* **Task goal**:
Where a line below holds the string "legend", copy that line.

* **The data**:
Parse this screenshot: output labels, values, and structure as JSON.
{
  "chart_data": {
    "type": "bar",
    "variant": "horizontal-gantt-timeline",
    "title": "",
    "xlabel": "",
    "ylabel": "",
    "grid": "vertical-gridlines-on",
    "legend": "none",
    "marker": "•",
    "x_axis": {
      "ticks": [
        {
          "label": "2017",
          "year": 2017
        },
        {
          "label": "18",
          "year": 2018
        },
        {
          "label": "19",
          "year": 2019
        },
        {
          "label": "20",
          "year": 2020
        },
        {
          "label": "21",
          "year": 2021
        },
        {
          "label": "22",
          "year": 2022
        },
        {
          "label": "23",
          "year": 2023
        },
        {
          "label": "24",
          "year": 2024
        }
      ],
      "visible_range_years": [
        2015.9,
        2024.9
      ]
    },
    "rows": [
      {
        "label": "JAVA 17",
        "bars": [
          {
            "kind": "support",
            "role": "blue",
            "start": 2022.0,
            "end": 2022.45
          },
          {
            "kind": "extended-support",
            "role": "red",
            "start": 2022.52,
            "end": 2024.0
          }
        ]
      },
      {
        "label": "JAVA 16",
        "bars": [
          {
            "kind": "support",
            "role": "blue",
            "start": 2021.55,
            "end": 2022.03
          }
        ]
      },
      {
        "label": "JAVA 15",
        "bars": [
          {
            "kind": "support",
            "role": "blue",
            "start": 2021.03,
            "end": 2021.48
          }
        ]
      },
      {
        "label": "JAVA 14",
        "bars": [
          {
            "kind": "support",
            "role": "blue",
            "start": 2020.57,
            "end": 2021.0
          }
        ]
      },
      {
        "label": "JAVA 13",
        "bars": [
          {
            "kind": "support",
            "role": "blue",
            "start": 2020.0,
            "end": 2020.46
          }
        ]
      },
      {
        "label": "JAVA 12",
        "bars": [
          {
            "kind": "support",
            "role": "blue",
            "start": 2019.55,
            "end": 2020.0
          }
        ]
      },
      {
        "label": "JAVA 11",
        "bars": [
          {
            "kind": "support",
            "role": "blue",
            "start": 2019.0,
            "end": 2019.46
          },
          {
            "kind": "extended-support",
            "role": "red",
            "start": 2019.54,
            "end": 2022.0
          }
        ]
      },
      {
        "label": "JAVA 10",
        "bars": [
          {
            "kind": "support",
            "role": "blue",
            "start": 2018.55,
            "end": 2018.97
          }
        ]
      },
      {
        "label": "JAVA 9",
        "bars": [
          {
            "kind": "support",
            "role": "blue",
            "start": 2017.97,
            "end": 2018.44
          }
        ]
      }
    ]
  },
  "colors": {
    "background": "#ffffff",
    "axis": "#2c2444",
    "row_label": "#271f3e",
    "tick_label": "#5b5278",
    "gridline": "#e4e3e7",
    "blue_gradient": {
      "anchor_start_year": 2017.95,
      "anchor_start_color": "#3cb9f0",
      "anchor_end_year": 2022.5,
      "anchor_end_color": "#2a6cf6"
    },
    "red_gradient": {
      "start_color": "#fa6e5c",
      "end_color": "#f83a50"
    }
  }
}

--

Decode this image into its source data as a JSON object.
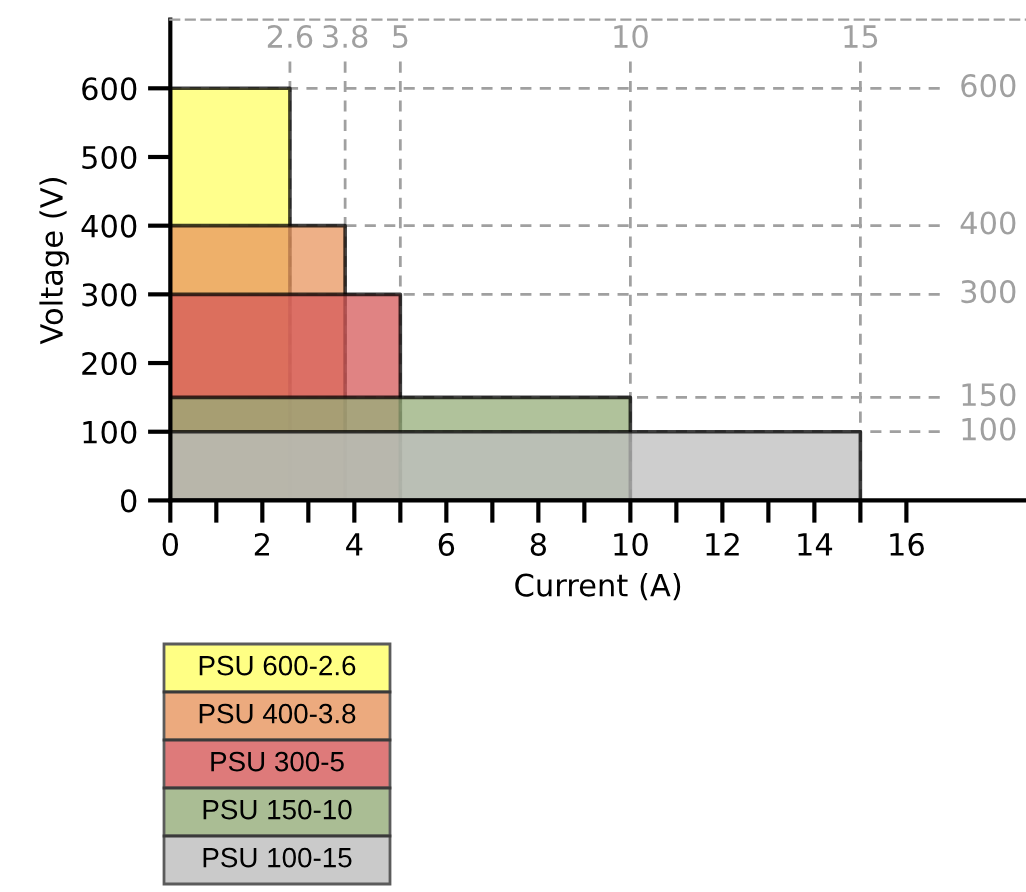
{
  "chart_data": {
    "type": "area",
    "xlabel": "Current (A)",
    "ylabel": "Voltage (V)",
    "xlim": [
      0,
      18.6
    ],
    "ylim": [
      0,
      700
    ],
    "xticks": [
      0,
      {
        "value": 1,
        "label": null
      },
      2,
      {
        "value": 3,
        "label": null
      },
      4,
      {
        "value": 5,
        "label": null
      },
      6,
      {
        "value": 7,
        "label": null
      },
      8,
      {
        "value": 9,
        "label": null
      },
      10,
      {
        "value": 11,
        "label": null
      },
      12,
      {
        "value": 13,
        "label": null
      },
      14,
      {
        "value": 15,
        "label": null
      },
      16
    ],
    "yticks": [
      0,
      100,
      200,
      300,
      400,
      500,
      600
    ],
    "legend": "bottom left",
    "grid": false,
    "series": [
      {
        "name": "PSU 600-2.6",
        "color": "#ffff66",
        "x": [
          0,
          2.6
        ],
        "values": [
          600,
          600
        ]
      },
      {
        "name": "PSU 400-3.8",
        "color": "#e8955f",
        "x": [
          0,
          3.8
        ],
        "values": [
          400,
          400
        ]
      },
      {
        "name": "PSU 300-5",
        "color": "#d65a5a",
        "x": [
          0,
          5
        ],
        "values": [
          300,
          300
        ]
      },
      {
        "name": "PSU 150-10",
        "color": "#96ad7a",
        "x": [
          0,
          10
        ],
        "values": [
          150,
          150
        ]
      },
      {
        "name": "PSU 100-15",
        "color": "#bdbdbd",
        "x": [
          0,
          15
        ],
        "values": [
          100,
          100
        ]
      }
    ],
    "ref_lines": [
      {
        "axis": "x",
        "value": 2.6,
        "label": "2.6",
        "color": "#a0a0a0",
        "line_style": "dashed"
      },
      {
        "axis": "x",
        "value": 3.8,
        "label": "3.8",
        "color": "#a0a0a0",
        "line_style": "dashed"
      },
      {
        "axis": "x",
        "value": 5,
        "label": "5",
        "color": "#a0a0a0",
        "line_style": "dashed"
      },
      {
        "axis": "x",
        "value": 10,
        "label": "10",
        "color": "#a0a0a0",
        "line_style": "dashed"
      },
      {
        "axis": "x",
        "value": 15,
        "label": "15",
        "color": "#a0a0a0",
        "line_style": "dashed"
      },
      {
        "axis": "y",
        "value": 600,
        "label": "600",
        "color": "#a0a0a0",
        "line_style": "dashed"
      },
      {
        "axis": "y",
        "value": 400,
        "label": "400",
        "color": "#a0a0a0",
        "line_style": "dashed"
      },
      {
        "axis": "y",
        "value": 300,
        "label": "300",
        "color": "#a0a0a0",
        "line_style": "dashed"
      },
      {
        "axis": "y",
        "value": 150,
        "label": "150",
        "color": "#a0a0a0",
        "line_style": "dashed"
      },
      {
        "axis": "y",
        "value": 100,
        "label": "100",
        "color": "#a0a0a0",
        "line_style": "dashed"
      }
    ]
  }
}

...

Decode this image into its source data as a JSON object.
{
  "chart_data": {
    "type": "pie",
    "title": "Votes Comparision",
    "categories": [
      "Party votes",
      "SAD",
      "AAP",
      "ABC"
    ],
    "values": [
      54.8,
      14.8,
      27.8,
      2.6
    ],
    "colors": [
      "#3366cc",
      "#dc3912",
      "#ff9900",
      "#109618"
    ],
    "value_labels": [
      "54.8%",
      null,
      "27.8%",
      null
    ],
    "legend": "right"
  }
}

* **Response to this task**:
    "legend": "none",
    "legend": "bottom left",
    "legend": "right"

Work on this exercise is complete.